>>>
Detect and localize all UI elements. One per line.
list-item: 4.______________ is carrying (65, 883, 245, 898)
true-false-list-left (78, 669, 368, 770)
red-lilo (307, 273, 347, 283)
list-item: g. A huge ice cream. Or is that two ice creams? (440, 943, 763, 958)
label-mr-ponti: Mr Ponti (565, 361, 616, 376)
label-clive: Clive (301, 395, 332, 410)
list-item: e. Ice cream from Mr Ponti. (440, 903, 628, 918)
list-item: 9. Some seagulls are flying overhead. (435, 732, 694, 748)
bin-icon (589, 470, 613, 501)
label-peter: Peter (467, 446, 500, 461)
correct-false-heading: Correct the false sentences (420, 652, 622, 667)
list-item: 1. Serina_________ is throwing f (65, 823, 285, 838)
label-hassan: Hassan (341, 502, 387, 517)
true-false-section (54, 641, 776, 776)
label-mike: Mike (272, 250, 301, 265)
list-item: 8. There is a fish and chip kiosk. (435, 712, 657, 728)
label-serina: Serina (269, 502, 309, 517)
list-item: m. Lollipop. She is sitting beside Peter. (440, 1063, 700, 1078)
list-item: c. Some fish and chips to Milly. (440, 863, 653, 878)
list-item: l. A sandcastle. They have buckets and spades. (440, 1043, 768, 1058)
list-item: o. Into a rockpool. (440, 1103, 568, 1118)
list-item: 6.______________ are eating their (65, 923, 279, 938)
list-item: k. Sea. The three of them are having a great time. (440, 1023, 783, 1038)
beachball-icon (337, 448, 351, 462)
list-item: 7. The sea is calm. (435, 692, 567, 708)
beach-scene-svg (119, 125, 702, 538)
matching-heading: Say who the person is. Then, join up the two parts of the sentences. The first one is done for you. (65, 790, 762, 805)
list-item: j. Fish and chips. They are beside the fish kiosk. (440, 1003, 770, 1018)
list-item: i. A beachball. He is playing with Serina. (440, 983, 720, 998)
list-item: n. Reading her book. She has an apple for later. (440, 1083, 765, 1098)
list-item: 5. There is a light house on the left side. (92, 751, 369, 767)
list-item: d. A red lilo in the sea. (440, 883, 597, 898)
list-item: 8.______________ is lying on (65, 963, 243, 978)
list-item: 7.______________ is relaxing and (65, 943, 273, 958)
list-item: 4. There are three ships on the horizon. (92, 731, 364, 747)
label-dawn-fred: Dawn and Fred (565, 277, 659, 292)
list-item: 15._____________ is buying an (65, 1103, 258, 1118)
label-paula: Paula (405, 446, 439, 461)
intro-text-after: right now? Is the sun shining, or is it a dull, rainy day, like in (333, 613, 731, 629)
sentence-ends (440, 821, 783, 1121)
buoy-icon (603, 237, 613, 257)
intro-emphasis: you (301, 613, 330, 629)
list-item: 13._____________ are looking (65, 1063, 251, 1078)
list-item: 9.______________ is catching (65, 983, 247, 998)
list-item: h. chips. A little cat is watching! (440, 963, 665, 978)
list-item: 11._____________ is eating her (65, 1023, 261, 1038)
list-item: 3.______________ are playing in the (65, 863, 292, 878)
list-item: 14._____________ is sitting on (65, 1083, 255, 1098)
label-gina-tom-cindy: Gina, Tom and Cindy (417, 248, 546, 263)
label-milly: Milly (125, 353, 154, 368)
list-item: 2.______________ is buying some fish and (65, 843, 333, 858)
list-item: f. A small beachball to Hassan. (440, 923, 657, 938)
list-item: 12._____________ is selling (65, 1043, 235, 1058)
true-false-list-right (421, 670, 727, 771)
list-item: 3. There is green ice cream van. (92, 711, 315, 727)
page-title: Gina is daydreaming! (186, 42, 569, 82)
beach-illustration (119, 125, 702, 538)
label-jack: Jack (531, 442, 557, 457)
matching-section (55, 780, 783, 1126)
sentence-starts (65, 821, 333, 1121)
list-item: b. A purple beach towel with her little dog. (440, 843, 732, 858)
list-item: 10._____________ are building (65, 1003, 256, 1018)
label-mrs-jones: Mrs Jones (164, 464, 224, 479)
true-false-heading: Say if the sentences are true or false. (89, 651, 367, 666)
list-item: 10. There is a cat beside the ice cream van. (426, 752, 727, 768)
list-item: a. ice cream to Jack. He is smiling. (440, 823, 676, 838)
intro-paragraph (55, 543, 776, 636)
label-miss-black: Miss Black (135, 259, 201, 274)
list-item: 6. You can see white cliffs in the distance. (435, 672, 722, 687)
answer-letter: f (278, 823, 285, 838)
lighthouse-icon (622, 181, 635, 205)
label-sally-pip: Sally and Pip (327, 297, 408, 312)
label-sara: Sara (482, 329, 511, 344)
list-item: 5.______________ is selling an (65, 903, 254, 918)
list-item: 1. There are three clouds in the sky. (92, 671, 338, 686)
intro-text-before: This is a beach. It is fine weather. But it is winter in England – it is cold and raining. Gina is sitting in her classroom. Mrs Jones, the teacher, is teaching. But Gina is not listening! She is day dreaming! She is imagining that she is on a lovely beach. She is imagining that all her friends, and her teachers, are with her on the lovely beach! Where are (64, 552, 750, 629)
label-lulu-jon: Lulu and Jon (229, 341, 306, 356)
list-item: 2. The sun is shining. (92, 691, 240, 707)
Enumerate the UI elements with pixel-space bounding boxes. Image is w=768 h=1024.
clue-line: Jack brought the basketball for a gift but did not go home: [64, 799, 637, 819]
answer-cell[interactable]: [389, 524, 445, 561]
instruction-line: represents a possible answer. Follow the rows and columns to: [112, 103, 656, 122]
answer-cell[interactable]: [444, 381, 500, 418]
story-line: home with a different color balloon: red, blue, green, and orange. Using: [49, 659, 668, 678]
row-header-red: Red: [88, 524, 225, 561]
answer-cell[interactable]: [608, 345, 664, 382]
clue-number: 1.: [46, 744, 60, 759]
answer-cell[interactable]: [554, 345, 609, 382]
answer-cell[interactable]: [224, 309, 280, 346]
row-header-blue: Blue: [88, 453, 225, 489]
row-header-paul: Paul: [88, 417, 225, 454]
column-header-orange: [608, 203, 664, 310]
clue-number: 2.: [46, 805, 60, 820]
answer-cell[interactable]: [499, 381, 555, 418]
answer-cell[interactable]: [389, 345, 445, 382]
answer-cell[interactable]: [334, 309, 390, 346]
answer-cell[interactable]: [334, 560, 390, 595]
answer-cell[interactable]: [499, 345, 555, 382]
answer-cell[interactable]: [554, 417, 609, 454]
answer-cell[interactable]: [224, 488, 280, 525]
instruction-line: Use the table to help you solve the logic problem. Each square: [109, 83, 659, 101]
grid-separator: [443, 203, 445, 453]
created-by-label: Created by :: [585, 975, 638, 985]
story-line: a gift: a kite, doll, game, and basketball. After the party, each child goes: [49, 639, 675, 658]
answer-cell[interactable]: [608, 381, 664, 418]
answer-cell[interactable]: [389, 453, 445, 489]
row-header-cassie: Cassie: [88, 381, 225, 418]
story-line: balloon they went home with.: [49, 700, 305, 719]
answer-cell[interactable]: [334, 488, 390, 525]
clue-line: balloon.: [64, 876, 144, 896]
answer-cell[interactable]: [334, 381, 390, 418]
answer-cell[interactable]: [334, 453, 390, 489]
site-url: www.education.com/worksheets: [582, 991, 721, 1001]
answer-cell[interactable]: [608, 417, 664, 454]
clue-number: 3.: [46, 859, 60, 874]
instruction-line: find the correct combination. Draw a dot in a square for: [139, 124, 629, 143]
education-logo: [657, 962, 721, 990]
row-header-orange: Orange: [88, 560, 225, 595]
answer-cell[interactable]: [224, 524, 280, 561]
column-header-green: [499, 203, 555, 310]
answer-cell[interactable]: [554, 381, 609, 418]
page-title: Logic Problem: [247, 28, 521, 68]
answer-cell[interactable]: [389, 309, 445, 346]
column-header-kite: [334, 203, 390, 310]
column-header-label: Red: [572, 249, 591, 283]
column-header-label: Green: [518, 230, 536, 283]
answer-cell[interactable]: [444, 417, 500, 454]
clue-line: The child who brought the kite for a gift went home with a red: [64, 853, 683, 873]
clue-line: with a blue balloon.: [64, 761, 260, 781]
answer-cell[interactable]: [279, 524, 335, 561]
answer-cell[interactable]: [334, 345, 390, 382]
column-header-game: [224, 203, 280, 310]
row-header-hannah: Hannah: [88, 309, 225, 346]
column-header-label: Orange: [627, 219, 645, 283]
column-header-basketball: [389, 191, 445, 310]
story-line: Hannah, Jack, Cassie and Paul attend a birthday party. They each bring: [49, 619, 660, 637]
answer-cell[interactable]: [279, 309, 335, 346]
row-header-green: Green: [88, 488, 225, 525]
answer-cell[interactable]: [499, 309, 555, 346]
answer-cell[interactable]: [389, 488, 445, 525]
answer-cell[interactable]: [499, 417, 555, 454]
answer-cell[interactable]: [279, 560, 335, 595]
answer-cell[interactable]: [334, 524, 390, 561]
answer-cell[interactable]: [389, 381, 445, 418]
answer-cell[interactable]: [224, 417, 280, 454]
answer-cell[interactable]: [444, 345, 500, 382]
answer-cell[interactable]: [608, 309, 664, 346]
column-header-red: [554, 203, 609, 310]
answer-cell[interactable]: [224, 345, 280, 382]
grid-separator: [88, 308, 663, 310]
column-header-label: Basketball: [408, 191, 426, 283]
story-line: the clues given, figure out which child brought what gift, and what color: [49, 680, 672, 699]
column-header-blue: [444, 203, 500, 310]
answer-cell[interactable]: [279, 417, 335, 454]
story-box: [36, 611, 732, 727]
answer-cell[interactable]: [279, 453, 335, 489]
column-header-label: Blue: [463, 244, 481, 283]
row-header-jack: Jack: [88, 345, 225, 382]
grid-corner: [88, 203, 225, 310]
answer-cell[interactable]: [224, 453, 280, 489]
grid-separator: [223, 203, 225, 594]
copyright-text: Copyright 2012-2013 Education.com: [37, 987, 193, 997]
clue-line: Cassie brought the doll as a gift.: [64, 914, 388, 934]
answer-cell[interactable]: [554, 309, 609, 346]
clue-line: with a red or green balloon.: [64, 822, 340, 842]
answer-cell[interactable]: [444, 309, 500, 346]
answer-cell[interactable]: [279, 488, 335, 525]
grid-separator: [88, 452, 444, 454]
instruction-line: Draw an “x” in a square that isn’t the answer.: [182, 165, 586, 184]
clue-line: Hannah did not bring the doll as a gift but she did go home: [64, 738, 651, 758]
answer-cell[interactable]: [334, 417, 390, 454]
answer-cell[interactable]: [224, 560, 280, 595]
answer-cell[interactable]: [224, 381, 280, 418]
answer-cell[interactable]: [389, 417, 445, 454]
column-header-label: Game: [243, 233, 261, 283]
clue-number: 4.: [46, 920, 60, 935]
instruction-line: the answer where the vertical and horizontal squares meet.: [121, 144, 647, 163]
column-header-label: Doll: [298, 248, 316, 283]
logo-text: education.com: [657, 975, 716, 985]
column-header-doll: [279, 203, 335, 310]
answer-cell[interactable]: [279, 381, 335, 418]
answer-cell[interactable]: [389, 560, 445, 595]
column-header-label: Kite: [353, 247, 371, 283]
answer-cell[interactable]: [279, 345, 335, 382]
<<<
■ PROBLEM DETAILS
Copy the data above line for line, from its first line through the line containing "bin-icon (589, 470, 613, 501)", both ends included, without changing anything.

■ OUTPUT FOR THIS TASK
Detect and localize all UI elements. One per line.
list-item: 4.______________ is carrying (65, 883, 245, 898)
true-false-list-left (78, 669, 368, 770)
red-lilo (307, 273, 347, 283)
list-item: g. A huge ice cream. Or is that two ice creams? (440, 943, 763, 958)
label-mr-ponti: Mr Ponti (565, 361, 616, 376)
label-clive: Clive (301, 395, 332, 410)
list-item: e. Ice cream from Mr Ponti. (440, 903, 628, 918)
list-item: 9. Some seagulls are flying overhead. (435, 732, 694, 748)
bin-icon (589, 470, 613, 501)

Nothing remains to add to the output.